== THE INPUT
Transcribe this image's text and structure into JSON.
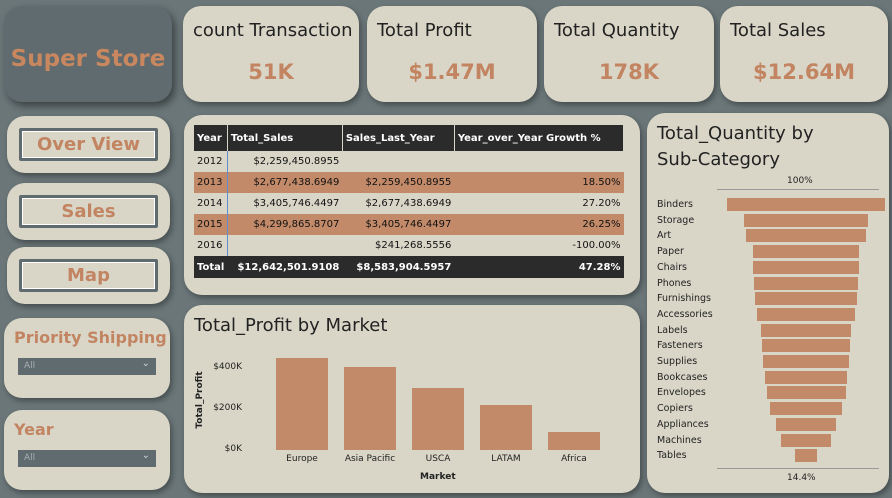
{
  "app": {
    "title": "Super Store"
  },
  "kpis": [
    {
      "label": "count Transaction",
      "value": "51K"
    },
    {
      "label": "Total Profit",
      "value": "$1.47M"
    },
    {
      "label": "Total Quantity",
      "value": "178K"
    },
    {
      "label": "Total Sales",
      "value": "$12.64M"
    }
  ],
  "nav": {
    "overview": "Over View",
    "sales": "Sales",
    "map": "Map"
  },
  "filters": {
    "priority": {
      "label": "Priority Shipping",
      "selected": "All"
    },
    "year": {
      "label": "Year",
      "selected": "All"
    }
  },
  "table": {
    "headers": [
      "Year",
      "Total_Sales",
      "Sales_Last_Year",
      "Year_over_Year Growth %"
    ],
    "rows": [
      [
        "2012",
        "$2,259,450.8955",
        "",
        ""
      ],
      [
        "2013",
        "$2,677,438.6949",
        "$2,259,450.8955",
        "18.50%"
      ],
      [
        "2014",
        "$3,405,746.4497",
        "$2,677,438.6949",
        "27.20%"
      ],
      [
        "2015",
        "$4,299,865.8707",
        "$3,405,746.4497",
        "26.25%"
      ],
      [
        "2016",
        "",
        "$241,268.5556",
        "-100.00%"
      ]
    ],
    "total": [
      "Total",
      "$12,642,501.9108",
      "$8,583,904.5957",
      "47.28%"
    ]
  },
  "colors": {
    "accent": "#c28a69",
    "panel": "#d9d6c8",
    "background": "#6a7678",
    "dark": "#2b2b2b"
  },
  "chart_data": [
    {
      "type": "bar",
      "title": "Total_Profit by Market",
      "xlabel": "Market",
      "ylabel": "Total_Profit",
      "categories": [
        "Europe",
        "Asia Pacific",
        "USCA",
        "LATAM",
        "Africa"
      ],
      "values": [
        450000,
        405000,
        305000,
        222000,
        90000
      ],
      "ylim": [
        0,
        450000
      ],
      "yticks": [
        0,
        200000,
        400000
      ],
      "ytick_labels": [
        "$0K",
        "$200K",
        "$400K"
      ]
    },
    {
      "type": "bar",
      "orientation": "horizontal-funnel",
      "title": "Total_Quantity by Sub-Category",
      "top_label": "100%",
      "bottom_label": "14.4%",
      "categories": [
        "Binders",
        "Storage",
        "Art",
        "Paper",
        "Chairs",
        "Phones",
        "Furnishings",
        "Accessories",
        "Labels",
        "Fasteners",
        "Supplies",
        "Bookcases",
        "Envelopes",
        "Copiers",
        "Appliances",
        "Machines",
        "Tables"
      ],
      "values": [
        100,
        79,
        76,
        67,
        67,
        66,
        64,
        62,
        57,
        56,
        54,
        52,
        50,
        45,
        38,
        32,
        14.4
      ]
    }
  ]
}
====
■ **REQUIREMENT**: Of the lines in this listing, report how many contain the string "Market", and give the number only.

■ **FULL SOLUTION**: 2